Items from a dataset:
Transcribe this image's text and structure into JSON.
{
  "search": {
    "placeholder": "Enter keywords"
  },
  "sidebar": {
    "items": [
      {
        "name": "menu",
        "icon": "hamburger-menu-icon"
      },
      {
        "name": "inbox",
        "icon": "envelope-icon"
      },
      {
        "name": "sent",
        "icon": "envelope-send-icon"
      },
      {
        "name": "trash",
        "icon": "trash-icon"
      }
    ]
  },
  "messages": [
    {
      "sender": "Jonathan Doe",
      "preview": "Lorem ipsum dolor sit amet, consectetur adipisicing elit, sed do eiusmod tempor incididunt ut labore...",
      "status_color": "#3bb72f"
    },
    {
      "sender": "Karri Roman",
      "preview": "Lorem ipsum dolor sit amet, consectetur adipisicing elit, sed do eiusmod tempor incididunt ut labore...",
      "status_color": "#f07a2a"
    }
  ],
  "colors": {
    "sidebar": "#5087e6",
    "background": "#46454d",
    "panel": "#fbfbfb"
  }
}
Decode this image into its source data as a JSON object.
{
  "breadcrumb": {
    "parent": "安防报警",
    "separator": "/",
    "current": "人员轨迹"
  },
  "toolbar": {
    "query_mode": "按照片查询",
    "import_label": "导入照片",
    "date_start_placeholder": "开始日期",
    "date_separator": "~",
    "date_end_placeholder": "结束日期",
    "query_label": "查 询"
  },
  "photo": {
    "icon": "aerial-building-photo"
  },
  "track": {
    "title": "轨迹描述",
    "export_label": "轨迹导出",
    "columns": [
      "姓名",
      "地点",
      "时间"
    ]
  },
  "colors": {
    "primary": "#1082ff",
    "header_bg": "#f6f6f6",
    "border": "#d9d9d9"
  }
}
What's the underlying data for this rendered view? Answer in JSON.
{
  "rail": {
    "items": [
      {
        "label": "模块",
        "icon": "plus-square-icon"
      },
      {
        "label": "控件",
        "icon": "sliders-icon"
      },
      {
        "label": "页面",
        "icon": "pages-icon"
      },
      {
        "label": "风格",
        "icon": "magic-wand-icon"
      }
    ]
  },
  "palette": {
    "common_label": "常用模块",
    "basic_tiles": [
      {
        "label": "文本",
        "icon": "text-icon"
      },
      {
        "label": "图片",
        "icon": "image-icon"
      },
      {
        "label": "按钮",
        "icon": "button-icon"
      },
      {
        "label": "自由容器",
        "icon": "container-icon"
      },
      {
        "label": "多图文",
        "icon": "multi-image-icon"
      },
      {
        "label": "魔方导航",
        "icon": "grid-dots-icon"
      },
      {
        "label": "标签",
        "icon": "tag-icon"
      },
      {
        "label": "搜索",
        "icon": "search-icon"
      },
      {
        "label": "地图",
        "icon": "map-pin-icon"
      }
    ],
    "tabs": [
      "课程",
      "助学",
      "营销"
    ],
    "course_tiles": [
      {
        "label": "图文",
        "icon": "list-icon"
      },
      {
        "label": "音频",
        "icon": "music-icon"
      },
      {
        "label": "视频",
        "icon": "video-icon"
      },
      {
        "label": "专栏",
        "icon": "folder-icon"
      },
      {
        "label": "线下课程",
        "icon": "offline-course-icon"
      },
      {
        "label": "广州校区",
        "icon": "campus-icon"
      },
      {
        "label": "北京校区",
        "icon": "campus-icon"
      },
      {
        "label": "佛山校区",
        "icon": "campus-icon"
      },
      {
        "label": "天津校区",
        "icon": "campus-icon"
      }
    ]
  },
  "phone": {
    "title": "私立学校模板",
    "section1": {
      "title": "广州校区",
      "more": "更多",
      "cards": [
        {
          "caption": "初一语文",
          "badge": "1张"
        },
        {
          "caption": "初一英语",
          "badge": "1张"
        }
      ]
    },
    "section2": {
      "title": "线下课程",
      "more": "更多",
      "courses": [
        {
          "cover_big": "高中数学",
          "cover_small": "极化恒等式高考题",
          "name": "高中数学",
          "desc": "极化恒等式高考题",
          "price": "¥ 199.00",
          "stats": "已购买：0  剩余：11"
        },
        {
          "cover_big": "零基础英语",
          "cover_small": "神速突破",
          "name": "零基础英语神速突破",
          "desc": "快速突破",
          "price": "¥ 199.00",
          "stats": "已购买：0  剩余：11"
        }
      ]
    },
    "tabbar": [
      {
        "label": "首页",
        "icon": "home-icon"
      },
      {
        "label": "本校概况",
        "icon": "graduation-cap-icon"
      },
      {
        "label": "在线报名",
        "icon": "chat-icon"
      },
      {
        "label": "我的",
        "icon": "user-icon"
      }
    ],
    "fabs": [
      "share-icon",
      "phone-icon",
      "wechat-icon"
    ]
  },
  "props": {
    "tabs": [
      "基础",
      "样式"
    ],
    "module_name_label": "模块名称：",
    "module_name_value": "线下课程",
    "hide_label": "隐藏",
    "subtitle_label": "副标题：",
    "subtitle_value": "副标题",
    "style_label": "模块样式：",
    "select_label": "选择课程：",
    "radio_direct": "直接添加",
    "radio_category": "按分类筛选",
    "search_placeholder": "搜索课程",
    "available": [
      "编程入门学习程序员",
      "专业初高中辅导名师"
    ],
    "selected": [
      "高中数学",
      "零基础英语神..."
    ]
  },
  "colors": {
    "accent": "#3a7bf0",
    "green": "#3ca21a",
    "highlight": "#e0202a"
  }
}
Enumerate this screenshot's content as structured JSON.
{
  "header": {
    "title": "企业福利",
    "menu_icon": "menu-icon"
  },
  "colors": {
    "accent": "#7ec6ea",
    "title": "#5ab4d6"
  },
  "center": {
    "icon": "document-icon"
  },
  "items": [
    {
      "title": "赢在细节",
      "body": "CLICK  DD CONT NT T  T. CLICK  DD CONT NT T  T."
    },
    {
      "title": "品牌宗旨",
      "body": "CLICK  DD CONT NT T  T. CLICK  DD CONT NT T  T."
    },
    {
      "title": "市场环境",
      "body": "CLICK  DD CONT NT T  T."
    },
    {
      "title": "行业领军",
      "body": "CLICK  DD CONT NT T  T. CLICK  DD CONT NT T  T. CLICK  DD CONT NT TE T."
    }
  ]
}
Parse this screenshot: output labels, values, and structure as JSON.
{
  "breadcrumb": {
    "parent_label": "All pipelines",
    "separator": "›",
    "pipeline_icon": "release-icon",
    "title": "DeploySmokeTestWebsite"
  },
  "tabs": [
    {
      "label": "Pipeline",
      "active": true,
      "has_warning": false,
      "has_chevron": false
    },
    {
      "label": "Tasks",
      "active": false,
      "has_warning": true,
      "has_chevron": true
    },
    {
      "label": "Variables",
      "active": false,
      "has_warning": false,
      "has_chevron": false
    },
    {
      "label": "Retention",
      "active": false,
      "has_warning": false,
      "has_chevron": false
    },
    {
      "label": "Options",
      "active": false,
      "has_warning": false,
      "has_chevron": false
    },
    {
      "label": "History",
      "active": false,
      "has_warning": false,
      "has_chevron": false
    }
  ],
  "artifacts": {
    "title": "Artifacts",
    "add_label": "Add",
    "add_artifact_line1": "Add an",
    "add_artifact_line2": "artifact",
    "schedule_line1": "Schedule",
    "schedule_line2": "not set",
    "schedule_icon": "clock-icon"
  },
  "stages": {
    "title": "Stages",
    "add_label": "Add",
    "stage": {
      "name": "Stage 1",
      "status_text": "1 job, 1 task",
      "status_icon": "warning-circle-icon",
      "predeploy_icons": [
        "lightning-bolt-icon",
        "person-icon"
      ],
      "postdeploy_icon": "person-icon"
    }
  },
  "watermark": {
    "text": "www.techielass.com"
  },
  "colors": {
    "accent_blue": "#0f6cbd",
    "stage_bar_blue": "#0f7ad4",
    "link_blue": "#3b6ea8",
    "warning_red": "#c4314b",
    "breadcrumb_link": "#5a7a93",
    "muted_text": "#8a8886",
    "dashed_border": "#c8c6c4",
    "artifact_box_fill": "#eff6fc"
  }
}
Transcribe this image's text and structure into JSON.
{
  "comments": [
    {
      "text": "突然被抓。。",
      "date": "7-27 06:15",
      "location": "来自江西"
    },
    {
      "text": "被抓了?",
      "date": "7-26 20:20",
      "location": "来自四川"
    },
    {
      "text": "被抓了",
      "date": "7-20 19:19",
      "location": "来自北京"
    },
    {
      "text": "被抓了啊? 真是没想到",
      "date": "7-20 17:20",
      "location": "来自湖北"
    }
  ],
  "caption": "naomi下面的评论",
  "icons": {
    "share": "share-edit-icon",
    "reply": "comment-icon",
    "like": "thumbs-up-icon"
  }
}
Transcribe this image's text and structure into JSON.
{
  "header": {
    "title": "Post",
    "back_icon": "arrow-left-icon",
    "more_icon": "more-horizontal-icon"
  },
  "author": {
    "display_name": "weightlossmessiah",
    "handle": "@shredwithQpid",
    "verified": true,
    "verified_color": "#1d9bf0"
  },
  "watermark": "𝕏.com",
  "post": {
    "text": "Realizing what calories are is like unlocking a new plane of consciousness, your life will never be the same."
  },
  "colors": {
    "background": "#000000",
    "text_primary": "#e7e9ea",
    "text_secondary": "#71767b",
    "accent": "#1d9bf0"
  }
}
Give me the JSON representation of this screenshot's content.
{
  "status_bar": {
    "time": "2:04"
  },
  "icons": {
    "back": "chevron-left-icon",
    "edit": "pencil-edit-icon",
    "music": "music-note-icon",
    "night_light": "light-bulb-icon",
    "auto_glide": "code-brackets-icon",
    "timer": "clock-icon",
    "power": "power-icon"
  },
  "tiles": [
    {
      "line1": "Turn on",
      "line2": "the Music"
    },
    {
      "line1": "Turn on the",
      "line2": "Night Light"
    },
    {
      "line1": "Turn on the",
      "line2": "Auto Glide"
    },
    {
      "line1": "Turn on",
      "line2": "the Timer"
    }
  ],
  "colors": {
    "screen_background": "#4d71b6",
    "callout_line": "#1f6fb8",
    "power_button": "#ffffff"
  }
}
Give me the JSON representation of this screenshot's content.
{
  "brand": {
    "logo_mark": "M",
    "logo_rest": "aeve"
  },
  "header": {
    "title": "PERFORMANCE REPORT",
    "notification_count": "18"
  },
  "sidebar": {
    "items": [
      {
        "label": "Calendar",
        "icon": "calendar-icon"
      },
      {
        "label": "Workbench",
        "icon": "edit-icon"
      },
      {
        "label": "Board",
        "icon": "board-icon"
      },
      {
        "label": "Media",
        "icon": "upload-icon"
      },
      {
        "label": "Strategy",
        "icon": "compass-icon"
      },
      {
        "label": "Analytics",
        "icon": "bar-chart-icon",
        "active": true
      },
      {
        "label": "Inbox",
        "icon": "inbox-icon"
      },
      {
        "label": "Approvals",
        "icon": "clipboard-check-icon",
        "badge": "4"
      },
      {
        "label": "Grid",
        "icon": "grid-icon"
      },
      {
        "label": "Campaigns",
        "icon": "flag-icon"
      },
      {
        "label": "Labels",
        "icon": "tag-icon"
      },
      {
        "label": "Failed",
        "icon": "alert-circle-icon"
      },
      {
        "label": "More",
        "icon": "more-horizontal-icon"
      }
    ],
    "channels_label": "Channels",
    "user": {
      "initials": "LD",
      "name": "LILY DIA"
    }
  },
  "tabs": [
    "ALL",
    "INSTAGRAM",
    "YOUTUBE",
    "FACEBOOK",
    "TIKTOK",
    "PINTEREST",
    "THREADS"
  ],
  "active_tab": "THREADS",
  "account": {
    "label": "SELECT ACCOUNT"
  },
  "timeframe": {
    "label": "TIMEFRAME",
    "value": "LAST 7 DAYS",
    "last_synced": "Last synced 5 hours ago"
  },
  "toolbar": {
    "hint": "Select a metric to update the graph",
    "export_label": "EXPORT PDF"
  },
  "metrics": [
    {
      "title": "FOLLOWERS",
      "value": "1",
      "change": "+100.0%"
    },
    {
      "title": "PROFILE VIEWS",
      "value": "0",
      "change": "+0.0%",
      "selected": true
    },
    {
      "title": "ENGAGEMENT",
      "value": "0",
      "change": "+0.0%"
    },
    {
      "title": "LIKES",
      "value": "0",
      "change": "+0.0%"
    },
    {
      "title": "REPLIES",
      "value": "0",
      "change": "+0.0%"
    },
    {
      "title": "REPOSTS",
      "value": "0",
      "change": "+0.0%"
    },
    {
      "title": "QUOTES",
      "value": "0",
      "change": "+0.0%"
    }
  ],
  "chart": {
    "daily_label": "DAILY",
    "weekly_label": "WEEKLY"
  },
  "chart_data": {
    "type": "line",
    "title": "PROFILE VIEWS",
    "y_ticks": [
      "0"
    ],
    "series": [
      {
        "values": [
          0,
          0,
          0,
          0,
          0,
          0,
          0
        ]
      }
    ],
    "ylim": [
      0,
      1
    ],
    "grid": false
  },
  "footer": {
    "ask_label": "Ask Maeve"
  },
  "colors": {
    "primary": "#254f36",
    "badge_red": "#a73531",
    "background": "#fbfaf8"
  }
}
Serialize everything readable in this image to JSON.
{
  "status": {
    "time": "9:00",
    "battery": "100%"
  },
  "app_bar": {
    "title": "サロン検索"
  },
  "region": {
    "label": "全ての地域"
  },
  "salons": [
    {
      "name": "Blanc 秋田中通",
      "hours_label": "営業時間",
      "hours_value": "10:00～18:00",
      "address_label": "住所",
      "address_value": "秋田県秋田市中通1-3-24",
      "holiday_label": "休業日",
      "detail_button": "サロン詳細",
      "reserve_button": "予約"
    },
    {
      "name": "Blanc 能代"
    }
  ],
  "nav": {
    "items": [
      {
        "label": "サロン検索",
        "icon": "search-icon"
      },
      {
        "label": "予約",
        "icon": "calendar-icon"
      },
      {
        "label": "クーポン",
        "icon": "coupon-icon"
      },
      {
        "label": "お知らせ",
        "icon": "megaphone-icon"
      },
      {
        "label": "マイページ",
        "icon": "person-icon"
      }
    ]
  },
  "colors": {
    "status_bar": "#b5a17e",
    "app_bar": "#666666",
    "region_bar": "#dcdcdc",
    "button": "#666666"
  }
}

EXERCISE TASK:
Find the word "clock" in the data and show each line that holds it.

WORKED ANSWER:
    "schedule_icon": "clock-icon"
    "timer": "clock-icon",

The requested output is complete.